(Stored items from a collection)
- - - - - - -

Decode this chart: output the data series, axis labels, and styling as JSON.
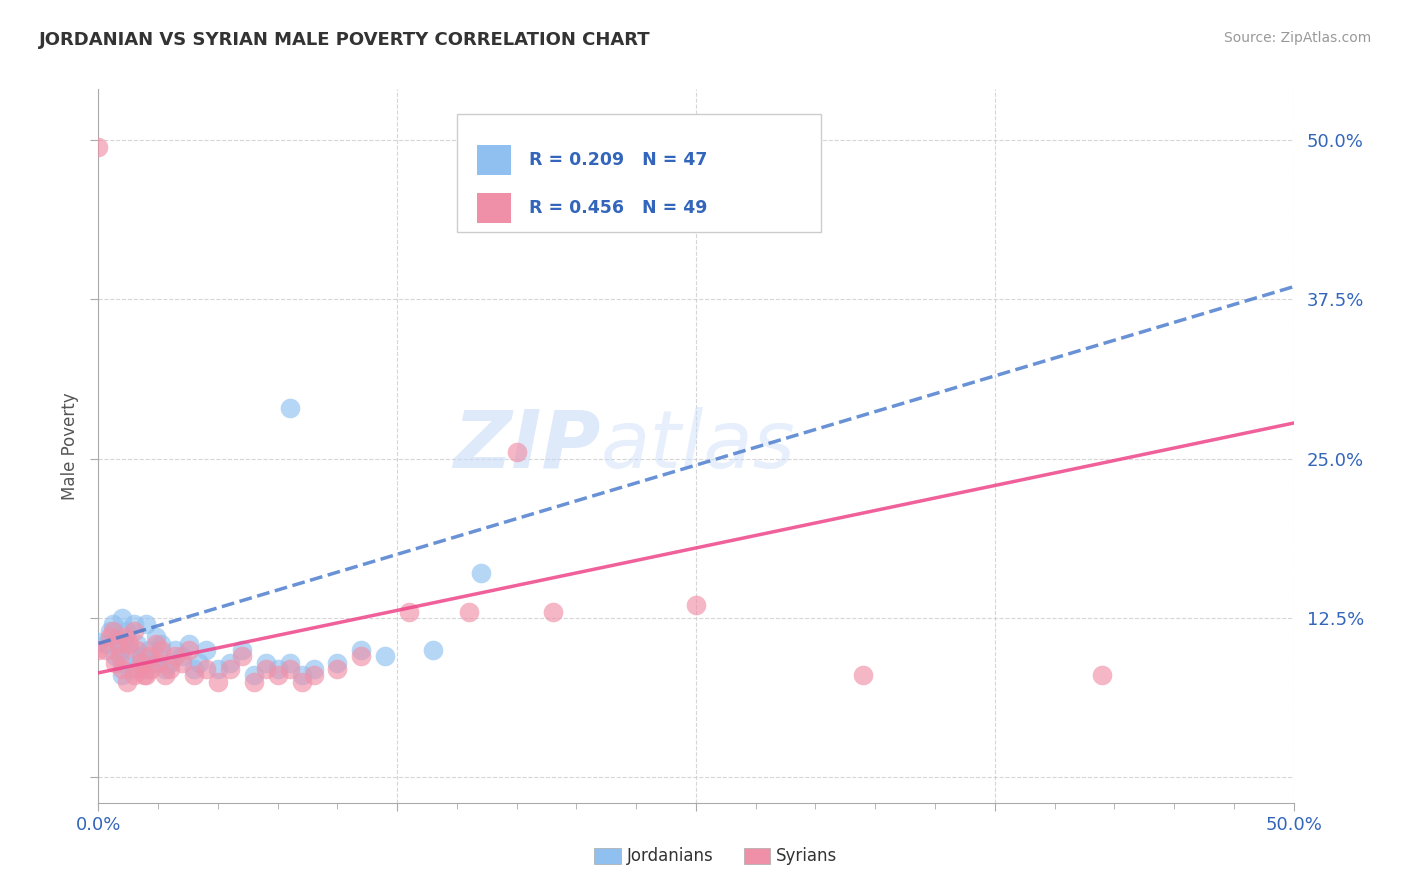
{
  "title": "JORDANIAN VS SYRIAN MALE POVERTY CORRELATION CHART",
  "source": "Source: ZipAtlas.com",
  "ylabel_label": "Male Poverty",
  "xlim": [
    0.0,
    0.5
  ],
  "ylim": [
    -0.02,
    0.54
  ],
  "jordanians_color": "#90C0F0",
  "syrians_color": "#F090A8",
  "jordan_R": 0.209,
  "jordan_N": 47,
  "syria_R": 0.456,
  "syria_N": 49,
  "blue_line_color": "#4477CC",
  "pink_line_color": "#EE4488",
  "watermark_text": "ZIPatlas",
  "legend_labels": [
    "Jordanians",
    "Syrians"
  ],
  "blue_line_x": [
    0.0,
    0.5
  ],
  "blue_line_y": [
    0.105,
    0.385
  ],
  "pink_line_x": [
    0.0,
    0.5
  ],
  "pink_line_y": [
    0.082,
    0.278
  ],
  "jordanians_x": [
    0.003,
    0.005,
    0.006,
    0.007,
    0.008,
    0.009,
    0.01,
    0.01,
    0.01,
    0.012,
    0.013,
    0.015,
    0.015,
    0.016,
    0.017,
    0.018,
    0.02,
    0.02,
    0.021,
    0.022,
    0.024,
    0.025,
    0.026,
    0.028,
    0.03,
    0.032,
    0.035,
    0.038,
    0.04,
    0.042,
    0.045,
    0.05,
    0.055,
    0.06,
    0.065,
    0.07,
    0.075,
    0.08,
    0.085,
    0.09,
    0.1,
    0.11,
    0.12,
    0.14,
    0.16,
    0.08,
    0.0
  ],
  "jordanians_y": [
    0.105,
    0.115,
    0.12,
    0.095,
    0.11,
    0.1,
    0.09,
    0.125,
    0.08,
    0.115,
    0.1,
    0.085,
    0.12,
    0.105,
    0.09,
    0.095,
    0.085,
    0.12,
    0.1,
    0.09,
    0.11,
    0.095,
    0.105,
    0.085,
    0.09,
    0.1,
    0.095,
    0.105,
    0.085,
    0.09,
    0.1,
    0.085,
    0.09,
    0.1,
    0.08,
    0.09,
    0.085,
    0.09,
    0.08,
    0.085,
    0.09,
    0.1,
    0.095,
    0.1,
    0.16,
    0.29,
    0.106
  ],
  "syrians_x": [
    0.003,
    0.005,
    0.006,
    0.007,
    0.008,
    0.009,
    0.01,
    0.011,
    0.012,
    0.013,
    0.015,
    0.015,
    0.016,
    0.017,
    0.018,
    0.019,
    0.02,
    0.021,
    0.022,
    0.024,
    0.025,
    0.026,
    0.028,
    0.03,
    0.032,
    0.035,
    0.038,
    0.04,
    0.045,
    0.05,
    0.055,
    0.06,
    0.065,
    0.07,
    0.075,
    0.08,
    0.085,
    0.09,
    0.1,
    0.11,
    0.13,
    0.155,
    0.175,
    0.19,
    0.25,
    0.32,
    0.42,
    0.0,
    0.0
  ],
  "syrians_y": [
    0.1,
    0.11,
    0.115,
    0.09,
    0.105,
    0.095,
    0.085,
    0.11,
    0.075,
    0.105,
    0.08,
    0.115,
    0.1,
    0.085,
    0.09,
    0.08,
    0.08,
    0.095,
    0.085,
    0.105,
    0.09,
    0.1,
    0.08,
    0.085,
    0.095,
    0.09,
    0.1,
    0.08,
    0.085,
    0.075,
    0.085,
    0.095,
    0.075,
    0.085,
    0.08,
    0.085,
    0.075,
    0.08,
    0.085,
    0.095,
    0.13,
    0.13,
    0.255,
    0.13,
    0.135,
    0.08,
    0.08,
    0.1,
    0.495
  ]
}
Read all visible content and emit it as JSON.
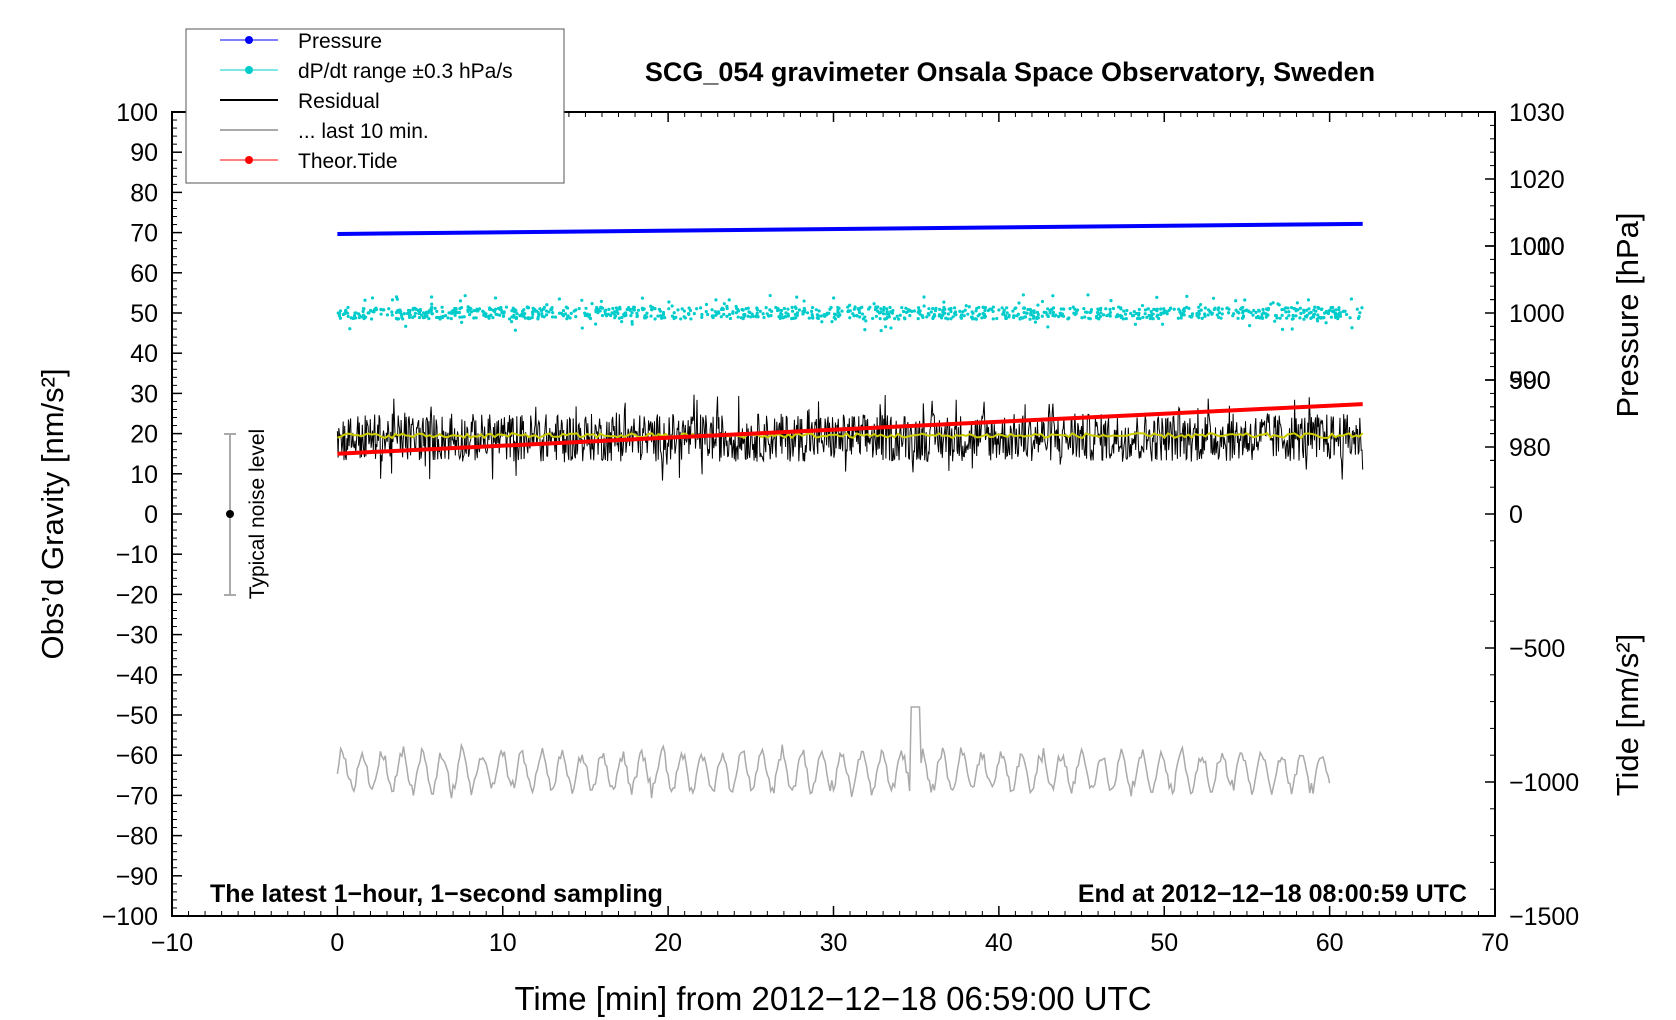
{
  "chart_data": {
    "type": "line",
    "title": "SCG_054 gravimeter Onsala Space Observatory, Sweden",
    "xlabel": "Time [min] from 2012−12−18 06:59:00 UTC",
    "ylabel_left": "Obs’d Gravity [nm/s²]",
    "ylabel_right_top": "Pressure [hPa]",
    "ylabel_right_bottom": "Tide [nm/s²]",
    "xlim": [
      -10,
      70
    ],
    "ylim_left": [
      -100,
      100
    ],
    "ylim_pressure": [
      970,
      1030
    ],
    "ylim_tide": [
      -1500,
      1500
    ],
    "x_ticks": [
      -10,
      0,
      10,
      20,
      30,
      40,
      50,
      60,
      70
    ],
    "x_tick_labels": [
      "−10",
      "0",
      "10",
      "20",
      "30",
      "40",
      "50",
      "60",
      "70"
    ],
    "y_left_ticks": [
      100,
      90,
      80,
      70,
      60,
      50,
      40,
      30,
      20,
      10,
      0,
      -10,
      -20,
      -30,
      -40,
      -50,
      -60,
      -70,
      -80,
      -90,
      -100
    ],
    "y_left_tick_labels": [
      "100",
      "90",
      "80",
      "70",
      "60",
      "50",
      "40",
      "30",
      "20",
      "10",
      "0",
      "−10",
      "−20",
      "−30",
      "−40",
      "−50",
      "−60",
      "−70",
      "−80",
      "−90",
      "−100"
    ],
    "pressure_ticks": [
      1030,
      1020,
      1010,
      1000,
      990,
      980
    ],
    "pressure_tick_labels": [
      "1030",
      "1020",
      "1010",
      "1000",
      "990",
      "980"
    ],
    "tide_ticks": [
      1000,
      500,
      0,
      -500,
      -1000,
      -1500
    ],
    "tide_tick_labels": [
      "1000",
      "500",
      "0",
      "−500",
      "−1000",
      "−1500"
    ],
    "legend_position": "top-left",
    "legend": [
      {
        "label": "Pressure",
        "color": "#0000ff",
        "style": "line-dot"
      },
      {
        "label": "dP/dt range ±0.3 hPa/s",
        "color": "#00cccc",
        "style": "line-dot"
      },
      {
        "label": "Residual",
        "color": "#000000",
        "style": "line"
      },
      {
        "label": "... last 10 min.",
        "color": "#aaaaaa",
        "style": "line"
      },
      {
        "label": "Theor.Tide",
        "color": "#ff0000",
        "style": "line-dot"
      }
    ],
    "noise_bar": {
      "label": "Typical noise level",
      "x": -7,
      "center": 0,
      "low": -20,
      "high": 20
    },
    "annotation_left": "The latest 1−hour, 1−second sampling",
    "annotation_right": "End at 2012−12−18 08:00:59 UTC",
    "series": [
      {
        "name": "Pressure",
        "color": "#0000ff",
        "axis": "pressure",
        "x": [
          0,
          62
        ],
        "y": [
          1011.8,
          1013.3
        ]
      },
      {
        "name": "dP/dt range ±0.3 hPa/s",
        "color": "#00cccc",
        "axis": "left",
        "kind": "scatter",
        "x_range": [
          0,
          62
        ],
        "center": 50,
        "spread": 1.5
      },
      {
        "name": "Residual",
        "color": "#000000",
        "axis": "left",
        "kind": "noise",
        "x_range": [
          0,
          62
        ],
        "center": 19,
        "spread": 6
      },
      {
        "name": "Residual smoothed",
        "color": "#cccc00",
        "axis": "left",
        "x_range": [
          0,
          62
        ],
        "center": 19.5
      },
      {
        "name": "Theor.Tide",
        "color": "#ff0000",
        "axis": "tide",
        "x": [
          0,
          62
        ],
        "y": [
          225,
          410
        ]
      },
      {
        "name": "... last 10 min.",
        "color": "#aaaaaa",
        "axis": "left",
        "kind": "oscillation",
        "x_range": [
          0,
          60
        ],
        "center": -64,
        "amplitude": 5
      }
    ]
  }
}
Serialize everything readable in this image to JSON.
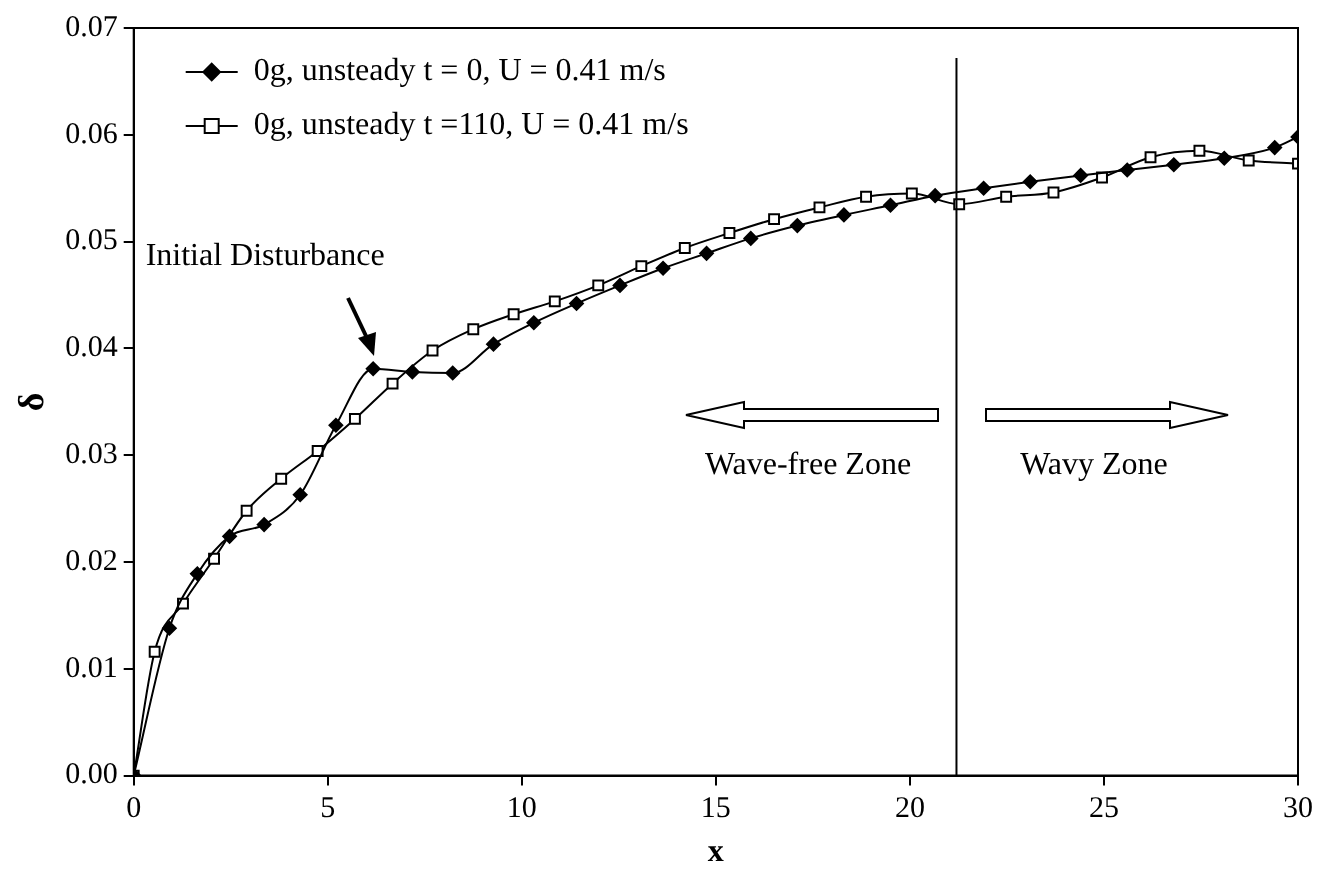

- - - - - - -

WRITTEN REQUEST.
Above are records with pictures; repeat the records exactly and leave the pictures out.

EXERCISE SOLUTION.
Decode this chart: output the data series, axis labels, and styling as JSON.
{
  "title": "JORDANIAN VS SYRIAN MALE POVERTY CORRELATION CHART",
  "source": "Source: ZipAtlas.com",
  "ylabel_label": "Male Poverty",
  "xlim": [
    0.0,
    0.5
  ],
  "ylim": [
    -0.02,
    0.54
  ],
  "jordanians_color": "#90C0F0",
  "syrians_color": "#F090A8",
  "jordan_R": 0.209,
  "jordan_N": 47,
  "syria_R": 0.456,
  "syria_N": 49,
  "blue_line_color": "#4477CC",
  "pink_line_color": "#EE4488",
  "watermark_text": "ZIPatlas",
  "legend_labels": [
    "Jordanians",
    "Syrians"
  ],
  "blue_line_x": [
    0.0,
    0.5
  ],
  "blue_line_y": [
    0.105,
    0.385
  ],
  "pink_line_x": [
    0.0,
    0.5
  ],
  "pink_line_y": [
    0.082,
    0.278
  ],
  "jordanians_x": [
    0.003,
    0.005,
    0.006,
    0.007,
    0.008,
    0.009,
    0.01,
    0.01,
    0.01,
    0.012,
    0.013,
    0.015,
    0.015,
    0.016,
    0.017,
    0.018,
    0.02,
    0.02,
    0.021,
    0.022,
    0.024,
    0.025,
    0.026,
    0.028,
    0.03,
    0.032,
    0.035,
    0.038,
    0.04,
    0.042,
    0.045,
    0.05,
    0.055,
    0.06,
    0.065,
    0.07,
    0.075,
    0.08,
    0.085,
    0.09,
    0.1,
    0.11,
    0.12,
    0.14,
    0.16,
    0.08,
    0.0
  ],
  "jordanians_y": [
    0.105,
    0.115,
    0.12,
    0.095,
    0.11,
    0.1,
    0.09,
    0.125,
    0.08,
    0.115,
    0.1,
    0.085,
    0.12,
    0.105,
    0.09,
    0.095,
    0.085,
    0.12,
    0.1,
    0.09,
    0.11,
    0.095,
    0.105,
    0.085,
    0.09,
    0.1,
    0.095,
    0.105,
    0.085,
    0.09,
    0.1,
    0.085,
    0.09,
    0.1,
    0.08,
    0.09,
    0.085,
    0.09,
    0.08,
    0.085,
    0.09,
    0.1,
    0.095,
    0.1,
    0.16,
    0.29,
    0.106
  ],
  "syrians_x": [
    0.003,
    0.005,
    0.006,
    0.007,
    0.008,
    0.009,
    0.01,
    0.011,
    0.012,
    0.013,
    0.015,
    0.015,
    0.016,
    0.017,
    0.018,
    0.019,
    0.02,
    0.021,
    0.022,
    0.024,
    0.025,
    0.026,
    0.028,
    0.03,
    0.032,
    0.035,
    0.038,
    0.04,
    0.045,
    0.05,
    0.055,
    0.06,
    0.065,
    0.07,
    0.075,
    0.08,
    0.085,
    0.09,
    0.1,
    0.11,
    0.13,
    0.155,
    0.175,
    0.19,
    0.25,
    0.32,
    0.42,
    0.0,
    0.0
  ],
  "syrians_y": [
    0.1,
    0.11,
    0.115,
    0.09,
    0.105,
    0.095,
    0.085,
    0.11,
    0.075,
    0.105,
    0.08,
    0.115,
    0.1,
    0.085,
    0.09,
    0.08,
    0.08,
    0.095,
    0.085,
    0.105,
    0.09,
    0.1,
    0.08,
    0.085,
    0.095,
    0.09,
    0.1,
    0.08,
    0.085,
    0.075,
    0.085,
    0.095,
    0.075,
    0.085,
    0.08,
    0.085,
    0.075,
    0.08,
    0.085,
    0.095,
    0.13,
    0.13,
    0.255,
    0.13,
    0.135,
    0.08,
    0.08,
    0.1,
    0.495
  ]
}
Read all visible content and emit it as JSON.
{
  "chart_data": {
    "type": "line",
    "title": "SCG_054 gravimeter Onsala Space Observatory, Sweden",
    "xlabel": "Time [min] from 2012−12−18 06:59:00 UTC",
    "ylabel_left": "Obs’d Gravity [nm/s²]",
    "ylabel_right_top": "Pressure [hPa]",
    "ylabel_right_bottom": "Tide [nm/s²]",
    "xlim": [
      -10,
      70
    ],
    "ylim_left": [
      -100,
      100
    ],
    "ylim_pressure": [
      970,
      1030
    ],
    "ylim_tide": [
      -1500,
      1500
    ],
    "x_ticks": [
      -10,
      0,
      10,
      20,
      30,
      40,
      50,
      60,
      70
    ],
    "x_tick_labels": [
      "−10",
      "0",
      "10",
      "20",
      "30",
      "40",
      "50",
      "60",
      "70"
    ],
    "y_left_ticks": [
      100,
      90,
      80,
      70,
      60,
      50,
      40,
      30,
      20,
      10,
      0,
      -10,
      -20,
      -30,
      -40,
      -50,
      -60,
      -70,
      -80,
      -90,
      -100
    ],
    "y_left_tick_labels": [
      "100",
      "90",
      "80",
      "70",
      "60",
      "50",
      "40",
      "30",
      "20",
      "10",
      "0",
      "−10",
      "−20",
      "−30",
      "−40",
      "−50",
      "−60",
      "−70",
      "−80",
      "−90",
      "−100"
    ],
    "pressure_ticks": [
      1030,
      1020,
      1010,
      1000,
      990,
      980
    ],
    "pressure_tick_labels": [
      "1030",
      "1020",
      "1010",
      "1000",
      "990",
      "980"
    ],
    "tide_ticks": [
      1000,
      500,
      0,
      -500,
      -1000,
      -1500
    ],
    "tide_tick_labels": [
      "1000",
      "500",
      "0",
      "−500",
      "−1000",
      "−1500"
    ],
    "legend_position": "top-left",
    "legend": [
      {
        "label": "Pressure",
        "color": "#0000ff",
        "style": "line-dot"
      },
      {
        "label": "dP/dt range ±0.3 hPa/s",
        "color": "#00cccc",
        "style": "line-dot"
      },
      {
        "label": "Residual",
        "color": "#000000",
        "style": "line"
      },
      {
        "label": "... last 10 min.",
        "color": "#aaaaaa",
        "style": "line"
      },
      {
        "label": "Theor.Tide",
        "color": "#ff0000",
        "style": "line-dot"
      }
    ],
    "noise_bar": {
      "label": "Typical noise level",
      "x": -7,
      "center": 0,
      "low": -20,
      "high": 20
    },
    "annotation_left": "The latest 1−hour, 1−second sampling",
    "annotation_right": "End at 2012−12−18 08:00:59 UTC",
    "series": [
      {
        "name": "Pressure",
        "color": "#0000ff",
        "axis": "pressure",
        "x": [
          0,
          62
        ],
        "y": [
          1011.8,
          1013.3
        ]
      },
      {
        "name": "dP/dt range ±0.3 hPa/s",
        "color": "#00cccc",
        "axis": "left",
        "kind": "scatter",
        "x_range": [
          0,
          62
        ],
        "center": 50,
        "spread": 1.5
      },
      {
        "name": "Residual",
        "color": "#000000",
        "axis": "left",
        "kind": "noise",
        "x_range": [
          0,
          62
        ],
        "center": 19,
        "spread": 6
      },
      {
        "name": "Residual smoothed",
        "color": "#cccc00",
        "axis": "left",
        "x_range": [
          0,
          62
        ],
        "center": 19.5
      },
      {
        "name": "Theor.Tide",
        "color": "#ff0000",
        "axis": "tide",
        "x": [
          0,
          62
        ],
        "y": [
          225,
          410
        ]
      },
      {
        "name": "... last 10 min.",
        "color": "#aaaaaa",
        "axis": "left",
        "kind": "oscillation",
        "x_range": [
          0,
          60
        ],
        "center": -64,
        "amplitude": 5
      }
    ]
  }
}
Serialize everything readable in this image to JSON.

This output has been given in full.